▶ [Written request]
Reproduce everything from the start of the listing down to the line containing "strain-calculated-point: [2102, 261, 2117, 276]", inclusive, without altering a single character.

Element and region data:
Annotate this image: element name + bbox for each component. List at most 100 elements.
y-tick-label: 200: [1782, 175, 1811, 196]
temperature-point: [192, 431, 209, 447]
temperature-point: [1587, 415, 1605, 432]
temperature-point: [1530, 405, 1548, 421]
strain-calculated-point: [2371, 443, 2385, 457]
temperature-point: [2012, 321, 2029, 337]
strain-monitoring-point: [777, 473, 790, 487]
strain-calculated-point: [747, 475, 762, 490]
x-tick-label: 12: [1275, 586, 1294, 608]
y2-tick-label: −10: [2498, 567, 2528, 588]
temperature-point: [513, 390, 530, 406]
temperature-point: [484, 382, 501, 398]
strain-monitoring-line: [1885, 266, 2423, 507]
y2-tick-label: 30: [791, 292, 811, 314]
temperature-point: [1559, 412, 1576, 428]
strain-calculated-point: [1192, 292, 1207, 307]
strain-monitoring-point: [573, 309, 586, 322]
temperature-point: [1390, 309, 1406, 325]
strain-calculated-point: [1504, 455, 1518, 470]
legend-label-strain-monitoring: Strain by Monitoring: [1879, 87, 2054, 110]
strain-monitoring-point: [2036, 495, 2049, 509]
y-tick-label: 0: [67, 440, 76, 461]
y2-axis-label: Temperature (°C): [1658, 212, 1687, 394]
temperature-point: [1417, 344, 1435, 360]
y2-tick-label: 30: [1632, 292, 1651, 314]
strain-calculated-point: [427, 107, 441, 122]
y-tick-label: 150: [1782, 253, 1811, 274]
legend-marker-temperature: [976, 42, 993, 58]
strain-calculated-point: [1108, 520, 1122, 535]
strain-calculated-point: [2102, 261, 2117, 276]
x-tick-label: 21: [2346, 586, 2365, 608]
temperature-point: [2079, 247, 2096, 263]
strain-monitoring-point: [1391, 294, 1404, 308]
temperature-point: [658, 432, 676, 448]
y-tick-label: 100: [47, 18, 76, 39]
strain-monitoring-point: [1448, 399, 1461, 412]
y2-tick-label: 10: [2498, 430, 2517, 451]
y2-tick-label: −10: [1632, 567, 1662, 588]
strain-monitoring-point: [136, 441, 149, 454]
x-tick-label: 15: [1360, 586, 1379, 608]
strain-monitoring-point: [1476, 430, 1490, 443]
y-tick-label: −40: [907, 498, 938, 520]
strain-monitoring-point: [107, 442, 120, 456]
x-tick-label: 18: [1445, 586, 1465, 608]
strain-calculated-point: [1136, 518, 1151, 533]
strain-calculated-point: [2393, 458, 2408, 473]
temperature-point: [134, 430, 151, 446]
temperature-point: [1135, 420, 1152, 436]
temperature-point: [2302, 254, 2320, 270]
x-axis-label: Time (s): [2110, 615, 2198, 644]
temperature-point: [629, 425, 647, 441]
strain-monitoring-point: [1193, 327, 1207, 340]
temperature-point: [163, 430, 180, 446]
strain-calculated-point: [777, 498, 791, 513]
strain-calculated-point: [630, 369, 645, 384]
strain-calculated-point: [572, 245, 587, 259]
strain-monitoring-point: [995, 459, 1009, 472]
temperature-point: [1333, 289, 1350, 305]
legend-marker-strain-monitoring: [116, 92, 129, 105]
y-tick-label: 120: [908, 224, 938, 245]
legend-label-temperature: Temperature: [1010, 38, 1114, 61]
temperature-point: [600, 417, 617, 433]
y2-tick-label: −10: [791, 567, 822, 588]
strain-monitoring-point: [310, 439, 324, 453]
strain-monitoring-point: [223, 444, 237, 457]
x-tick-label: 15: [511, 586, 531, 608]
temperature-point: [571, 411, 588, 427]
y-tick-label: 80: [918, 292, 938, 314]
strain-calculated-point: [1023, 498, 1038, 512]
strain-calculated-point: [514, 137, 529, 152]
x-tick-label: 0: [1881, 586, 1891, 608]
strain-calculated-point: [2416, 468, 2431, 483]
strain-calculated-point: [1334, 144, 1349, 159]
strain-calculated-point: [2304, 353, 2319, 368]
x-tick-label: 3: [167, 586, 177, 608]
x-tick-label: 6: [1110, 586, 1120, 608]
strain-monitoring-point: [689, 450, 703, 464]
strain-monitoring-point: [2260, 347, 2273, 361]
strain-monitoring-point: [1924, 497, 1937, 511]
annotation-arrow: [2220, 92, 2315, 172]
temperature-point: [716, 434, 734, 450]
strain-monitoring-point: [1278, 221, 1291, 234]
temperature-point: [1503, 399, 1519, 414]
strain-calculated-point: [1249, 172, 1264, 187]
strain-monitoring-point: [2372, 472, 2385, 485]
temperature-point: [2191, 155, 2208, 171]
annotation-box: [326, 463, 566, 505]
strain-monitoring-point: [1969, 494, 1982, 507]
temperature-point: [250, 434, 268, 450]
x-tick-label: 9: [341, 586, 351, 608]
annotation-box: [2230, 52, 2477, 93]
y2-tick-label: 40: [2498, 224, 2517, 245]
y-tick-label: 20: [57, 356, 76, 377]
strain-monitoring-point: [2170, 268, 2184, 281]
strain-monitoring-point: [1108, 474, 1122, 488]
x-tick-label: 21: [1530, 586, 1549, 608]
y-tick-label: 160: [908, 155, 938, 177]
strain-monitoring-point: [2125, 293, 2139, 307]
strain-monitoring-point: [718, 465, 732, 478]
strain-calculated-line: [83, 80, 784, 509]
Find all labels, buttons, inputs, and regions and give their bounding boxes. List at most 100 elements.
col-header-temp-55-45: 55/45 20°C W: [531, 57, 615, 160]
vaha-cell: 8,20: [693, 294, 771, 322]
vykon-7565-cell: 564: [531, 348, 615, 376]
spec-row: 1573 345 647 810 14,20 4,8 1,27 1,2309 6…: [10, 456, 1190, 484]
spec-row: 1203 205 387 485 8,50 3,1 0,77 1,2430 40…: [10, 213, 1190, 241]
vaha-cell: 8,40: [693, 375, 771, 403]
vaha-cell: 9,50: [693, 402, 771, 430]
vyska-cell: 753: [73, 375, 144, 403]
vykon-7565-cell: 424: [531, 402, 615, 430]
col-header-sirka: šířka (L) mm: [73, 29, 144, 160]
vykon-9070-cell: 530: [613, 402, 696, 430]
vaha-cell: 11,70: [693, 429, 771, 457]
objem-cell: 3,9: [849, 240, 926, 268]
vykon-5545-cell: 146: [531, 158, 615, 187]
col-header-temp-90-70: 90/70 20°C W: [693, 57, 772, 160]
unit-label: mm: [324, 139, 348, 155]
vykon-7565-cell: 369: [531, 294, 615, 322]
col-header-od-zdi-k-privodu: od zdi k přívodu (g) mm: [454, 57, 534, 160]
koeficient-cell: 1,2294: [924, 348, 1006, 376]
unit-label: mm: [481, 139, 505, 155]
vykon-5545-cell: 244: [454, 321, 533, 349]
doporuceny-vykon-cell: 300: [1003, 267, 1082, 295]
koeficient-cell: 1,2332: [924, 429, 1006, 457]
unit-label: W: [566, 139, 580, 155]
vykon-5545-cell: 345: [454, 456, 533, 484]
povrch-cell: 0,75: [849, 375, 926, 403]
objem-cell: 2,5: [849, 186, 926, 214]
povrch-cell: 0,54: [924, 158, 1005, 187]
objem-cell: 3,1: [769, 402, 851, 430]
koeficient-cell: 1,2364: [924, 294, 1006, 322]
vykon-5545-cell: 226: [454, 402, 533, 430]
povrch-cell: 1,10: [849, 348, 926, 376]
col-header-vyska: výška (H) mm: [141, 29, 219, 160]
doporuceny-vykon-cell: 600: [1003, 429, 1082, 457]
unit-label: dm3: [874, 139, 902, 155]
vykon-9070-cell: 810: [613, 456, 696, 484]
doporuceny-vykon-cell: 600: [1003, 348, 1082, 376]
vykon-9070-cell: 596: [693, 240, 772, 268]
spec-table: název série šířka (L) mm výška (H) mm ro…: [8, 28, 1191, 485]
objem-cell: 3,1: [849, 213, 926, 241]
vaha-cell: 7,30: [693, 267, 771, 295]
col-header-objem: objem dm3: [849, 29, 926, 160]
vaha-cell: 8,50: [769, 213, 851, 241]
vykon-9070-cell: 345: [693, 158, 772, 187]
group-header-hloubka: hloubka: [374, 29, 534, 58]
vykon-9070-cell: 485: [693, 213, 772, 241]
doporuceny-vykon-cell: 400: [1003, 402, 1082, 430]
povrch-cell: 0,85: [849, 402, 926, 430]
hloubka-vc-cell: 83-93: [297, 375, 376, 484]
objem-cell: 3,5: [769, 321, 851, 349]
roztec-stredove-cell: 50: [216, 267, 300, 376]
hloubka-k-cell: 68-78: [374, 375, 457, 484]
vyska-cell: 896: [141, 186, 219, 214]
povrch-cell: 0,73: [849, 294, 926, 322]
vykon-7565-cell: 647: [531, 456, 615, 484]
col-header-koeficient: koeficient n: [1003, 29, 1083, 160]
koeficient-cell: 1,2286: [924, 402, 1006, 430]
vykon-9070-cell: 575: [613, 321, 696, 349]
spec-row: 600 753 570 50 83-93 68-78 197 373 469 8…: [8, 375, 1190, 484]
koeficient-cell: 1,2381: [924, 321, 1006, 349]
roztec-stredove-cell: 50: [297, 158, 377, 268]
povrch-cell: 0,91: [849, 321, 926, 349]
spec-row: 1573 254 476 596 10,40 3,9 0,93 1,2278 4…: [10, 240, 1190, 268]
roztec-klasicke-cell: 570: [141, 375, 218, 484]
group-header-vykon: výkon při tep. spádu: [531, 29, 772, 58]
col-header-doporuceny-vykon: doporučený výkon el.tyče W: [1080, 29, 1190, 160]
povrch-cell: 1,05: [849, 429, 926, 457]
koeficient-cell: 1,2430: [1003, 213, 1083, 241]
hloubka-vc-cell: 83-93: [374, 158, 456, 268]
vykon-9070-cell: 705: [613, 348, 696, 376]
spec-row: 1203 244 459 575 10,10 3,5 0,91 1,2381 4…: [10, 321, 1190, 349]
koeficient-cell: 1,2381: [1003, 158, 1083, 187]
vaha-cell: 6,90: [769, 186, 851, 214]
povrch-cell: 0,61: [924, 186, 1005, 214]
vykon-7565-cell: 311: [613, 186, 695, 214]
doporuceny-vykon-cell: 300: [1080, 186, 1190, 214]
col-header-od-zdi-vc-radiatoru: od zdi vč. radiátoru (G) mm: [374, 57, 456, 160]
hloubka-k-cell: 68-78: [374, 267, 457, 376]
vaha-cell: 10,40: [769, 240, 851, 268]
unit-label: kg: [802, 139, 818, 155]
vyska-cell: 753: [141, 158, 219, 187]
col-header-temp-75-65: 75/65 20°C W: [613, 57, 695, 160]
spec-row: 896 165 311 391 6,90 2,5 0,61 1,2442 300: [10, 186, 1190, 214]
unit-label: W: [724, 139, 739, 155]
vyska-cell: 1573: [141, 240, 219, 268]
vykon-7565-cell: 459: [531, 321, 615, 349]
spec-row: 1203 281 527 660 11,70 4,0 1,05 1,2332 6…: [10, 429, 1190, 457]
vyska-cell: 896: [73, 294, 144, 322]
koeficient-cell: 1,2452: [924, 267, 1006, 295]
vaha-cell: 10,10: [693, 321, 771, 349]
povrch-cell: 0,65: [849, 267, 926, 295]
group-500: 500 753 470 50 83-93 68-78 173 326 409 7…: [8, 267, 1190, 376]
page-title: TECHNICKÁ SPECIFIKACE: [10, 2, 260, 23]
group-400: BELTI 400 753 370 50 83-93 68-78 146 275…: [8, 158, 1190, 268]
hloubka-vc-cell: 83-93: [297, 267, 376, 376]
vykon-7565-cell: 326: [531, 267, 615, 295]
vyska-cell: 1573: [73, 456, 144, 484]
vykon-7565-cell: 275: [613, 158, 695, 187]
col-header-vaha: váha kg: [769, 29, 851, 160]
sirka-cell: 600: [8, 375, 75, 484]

▶ [The reply]
Annotate this image: element name + bbox for each component. List at most 100 elements.
y-tick-label: 200: [1782, 175, 1811, 196]
temperature-point: [192, 431, 209, 447]
temperature-point: [1587, 415, 1605, 432]
temperature-point: [1530, 405, 1548, 421]
strain-calculated-point: [2371, 443, 2385, 457]
temperature-point: [2012, 321, 2029, 337]
strain-monitoring-point: [777, 473, 790, 487]
strain-calculated-point: [747, 475, 762, 490]
x-tick-label: 12: [1275, 586, 1294, 608]
y2-tick-label: −10: [2498, 567, 2528, 588]
temperature-point: [513, 390, 530, 406]
temperature-point: [484, 382, 501, 398]
strain-monitoring-line: [1885, 266, 2423, 507]
y2-tick-label: 30: [791, 292, 811, 314]
temperature-point: [1559, 412, 1576, 428]
strain-calculated-point: [1192, 292, 1207, 307]
strain-monitoring-point: [573, 309, 586, 322]
temperature-point: [1390, 309, 1406, 325]
strain-calculated-point: [1504, 455, 1518, 470]
legend-label-strain-monitoring: Strain by Monitoring: [1879, 87, 2054, 110]
strain-monitoring-point: [2036, 495, 2049, 509]
y-tick-label: 0: [67, 440, 76, 461]
y2-axis-label: Temperature (°C): [1658, 212, 1687, 394]
temperature-point: [1417, 344, 1435, 360]
y2-tick-label: 30: [1632, 292, 1651, 314]
strain-calculated-point: [427, 107, 441, 122]
y-tick-label: 150: [1782, 253, 1811, 274]
legend-marker-temperature: [976, 42, 993, 58]
strain-calculated-point: [1108, 520, 1122, 535]
strain-calculated-point: [2102, 261, 2117, 276]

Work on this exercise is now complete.